┌─ PAGE TEXT
The Behaviour Question

14th December 2012 at 00:00

I feel ashamed to be asking for help as I've been teaching for 20 years, but I have one class that just won't stop chatting and it takes far too long to get silence. They are a Year 8 top set, and they generally work well, but when I ask them to work alone in silence, or when I'm talking, there is always someone talking, whispering or humming. It's driving me mad.

What you said


Silence is difficult to maintain. When I was teaching I would say "quieter" several times, reducing my own volume until the pupils had reduced theirs sufficiently. No unrealistic target, and everyone understood their role and responsibility.


With a class like that I stand at the front watching them, so as to see who are the miscreants. Warn them that, having asked nicely, you will now be giving punishments to all who talk out of turn. If you're consistent, and if the sanction is serious enough, they'll eventually get the message and shut up.

The expert view

Hummers? Bummer. This sounds like a very normal problem: most want to work, some want to gambol and caper.
└─
● SHORT TASK 1: Please duplicate the passage of the classroom behaviour text that opens with the words containing "Silence is difficult" and closes with "gambol and caper.".
● SHORT TASK 2: In the classroom behaviour text, which class is the teacher having trouble quieting?
● SHORT TASK 3: Extend the classroom behaviour text onward from its final sentence.
┌─ COLLECTED DATA
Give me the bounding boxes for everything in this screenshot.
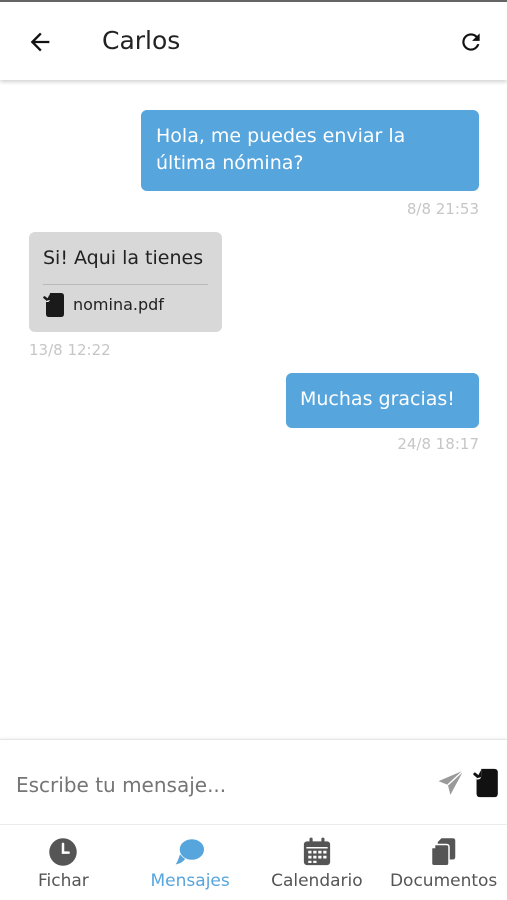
└─
● OUTPUT 1:
Silence is difficult to maintain. When I was teaching I would say "quieter" several times, reducing my own volume until the pupils had reduced theirs sufficiently. No unrealistic target, and everyone understood their role and responsibility.


With a class like that I stand at the front watching them, so as to see who are the miscreants. Warn them that, having asked nicely, you will now be giving punishments to all who talk out of turn. If you're consistent, and if the sanction is serious enough, they'll eventually get the message and shut up.

The expert view

Hummers? Bummer. This sounds like a very normal problem: most want to work, some want to gambol and caper.

● OUTPUT 2: A Year 8 top set.

● OUTPUT 3:
One thing: they are deliberately trying to wind you up. Children often see teachers as sport and it seems that some of them do here. They have heard your rules; they have seen you annoyed; they have probably enjoyed it and had a good laugh later on.

Back to basics is good. Tell them that most of them are doing really well and you are proud of them - that way they will not think you are just some grumpy tyrant. Then remind them of your expectations and consequences, so that they can see that you are initiating a change. Then make it happen.

Set tasks where they work in silence. Then simply make a list of anyone who breaks the silence. Punish them after school with half an hour or so of writing out the class rules, or lines, or anything that makes them unhappy. The point is to make them not want to be there. No hugs, no reconciliation. At the end, you can remind them that you want them to do really well but they are impeding their own progress. Then: repeat, repeat, repeat.

Hummers are the worst. There should be a special level in Dante's Inferno for them. If you are repeatedly saying, "That's not silence", then they are not learning not to do it. You have to go beyond the verbal reprimand, which for many is no reprimand at all.

Keep this up. They will resist you at first and perhaps get worse for a while. But eventually they will realise you are serious about what you say. No shouting, no snarling, just simple instructions and actions, repeated until you grind them down into sociability.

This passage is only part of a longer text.